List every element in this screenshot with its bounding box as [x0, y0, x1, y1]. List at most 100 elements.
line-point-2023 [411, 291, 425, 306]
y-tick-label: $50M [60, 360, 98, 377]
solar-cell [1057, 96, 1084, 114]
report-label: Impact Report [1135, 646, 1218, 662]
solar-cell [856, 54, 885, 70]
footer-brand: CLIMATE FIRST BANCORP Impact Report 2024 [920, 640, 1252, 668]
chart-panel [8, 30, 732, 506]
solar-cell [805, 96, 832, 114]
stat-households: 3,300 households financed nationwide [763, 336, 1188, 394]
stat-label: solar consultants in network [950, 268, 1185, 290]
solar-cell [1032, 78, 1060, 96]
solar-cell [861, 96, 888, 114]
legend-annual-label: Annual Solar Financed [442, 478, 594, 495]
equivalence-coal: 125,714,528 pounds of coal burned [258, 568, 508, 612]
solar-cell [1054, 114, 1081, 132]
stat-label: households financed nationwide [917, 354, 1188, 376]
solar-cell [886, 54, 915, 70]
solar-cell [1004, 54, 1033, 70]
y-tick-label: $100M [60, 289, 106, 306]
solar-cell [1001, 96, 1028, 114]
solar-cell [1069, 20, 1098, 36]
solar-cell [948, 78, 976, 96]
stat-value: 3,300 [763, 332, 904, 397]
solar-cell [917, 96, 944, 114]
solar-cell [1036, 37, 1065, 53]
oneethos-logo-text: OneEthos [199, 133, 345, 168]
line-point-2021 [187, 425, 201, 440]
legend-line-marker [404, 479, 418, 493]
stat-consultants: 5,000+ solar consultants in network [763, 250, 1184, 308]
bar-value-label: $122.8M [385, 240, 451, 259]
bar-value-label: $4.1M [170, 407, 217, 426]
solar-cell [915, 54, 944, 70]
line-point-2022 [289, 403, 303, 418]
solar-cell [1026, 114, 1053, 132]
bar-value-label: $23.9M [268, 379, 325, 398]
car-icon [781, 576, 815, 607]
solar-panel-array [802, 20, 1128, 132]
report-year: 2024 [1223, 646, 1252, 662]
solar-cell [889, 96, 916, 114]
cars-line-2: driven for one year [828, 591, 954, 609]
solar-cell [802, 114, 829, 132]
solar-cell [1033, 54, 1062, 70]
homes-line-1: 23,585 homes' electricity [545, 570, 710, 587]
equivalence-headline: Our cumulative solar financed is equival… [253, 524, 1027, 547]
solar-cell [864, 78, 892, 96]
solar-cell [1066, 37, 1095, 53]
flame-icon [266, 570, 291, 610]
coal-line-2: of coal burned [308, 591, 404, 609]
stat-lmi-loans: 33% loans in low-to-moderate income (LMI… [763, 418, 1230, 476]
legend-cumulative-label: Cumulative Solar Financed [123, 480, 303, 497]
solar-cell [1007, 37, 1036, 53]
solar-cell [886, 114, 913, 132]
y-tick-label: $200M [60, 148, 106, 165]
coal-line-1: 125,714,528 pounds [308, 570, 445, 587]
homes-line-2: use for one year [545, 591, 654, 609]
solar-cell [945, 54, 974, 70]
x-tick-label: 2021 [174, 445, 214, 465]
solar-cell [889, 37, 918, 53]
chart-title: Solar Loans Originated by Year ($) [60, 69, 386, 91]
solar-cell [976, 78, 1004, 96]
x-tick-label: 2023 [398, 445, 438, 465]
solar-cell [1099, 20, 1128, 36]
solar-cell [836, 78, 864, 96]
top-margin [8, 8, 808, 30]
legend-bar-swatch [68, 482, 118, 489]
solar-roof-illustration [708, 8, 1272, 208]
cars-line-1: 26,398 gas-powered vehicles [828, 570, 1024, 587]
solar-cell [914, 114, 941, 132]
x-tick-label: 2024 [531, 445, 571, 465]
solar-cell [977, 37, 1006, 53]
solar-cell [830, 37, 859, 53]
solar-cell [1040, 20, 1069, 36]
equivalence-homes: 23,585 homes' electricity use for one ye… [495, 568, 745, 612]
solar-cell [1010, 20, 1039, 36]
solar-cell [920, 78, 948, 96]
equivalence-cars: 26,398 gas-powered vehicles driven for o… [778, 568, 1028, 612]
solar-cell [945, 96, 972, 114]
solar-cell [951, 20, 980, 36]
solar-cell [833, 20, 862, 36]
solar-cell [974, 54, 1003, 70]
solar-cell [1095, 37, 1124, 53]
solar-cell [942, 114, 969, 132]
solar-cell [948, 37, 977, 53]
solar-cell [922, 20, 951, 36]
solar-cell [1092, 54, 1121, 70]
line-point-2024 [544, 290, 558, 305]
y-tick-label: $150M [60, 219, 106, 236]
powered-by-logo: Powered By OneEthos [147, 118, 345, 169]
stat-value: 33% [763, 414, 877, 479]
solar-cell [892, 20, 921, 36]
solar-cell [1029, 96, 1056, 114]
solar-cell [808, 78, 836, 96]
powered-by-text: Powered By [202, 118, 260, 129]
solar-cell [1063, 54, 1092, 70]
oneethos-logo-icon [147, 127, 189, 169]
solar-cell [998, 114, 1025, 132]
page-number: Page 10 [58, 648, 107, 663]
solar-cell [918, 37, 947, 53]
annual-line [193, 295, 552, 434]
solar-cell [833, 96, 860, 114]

**Work to be completed:**
Reproduce the records above word for word, starting at the first line and ending at the line that contains "solar-cell [856, 54, 885, 70]".

**Solved problem:**
List every element in this screenshot with its bounding box as [x0, y0, x1, y1]. List at most 100 elements.
line-point-2023 [411, 291, 425, 306]
y-tick-label: $50M [60, 360, 98, 377]
solar-cell [1057, 96, 1084, 114]
report-label: Impact Report [1135, 646, 1218, 662]
solar-cell [856, 54, 885, 70]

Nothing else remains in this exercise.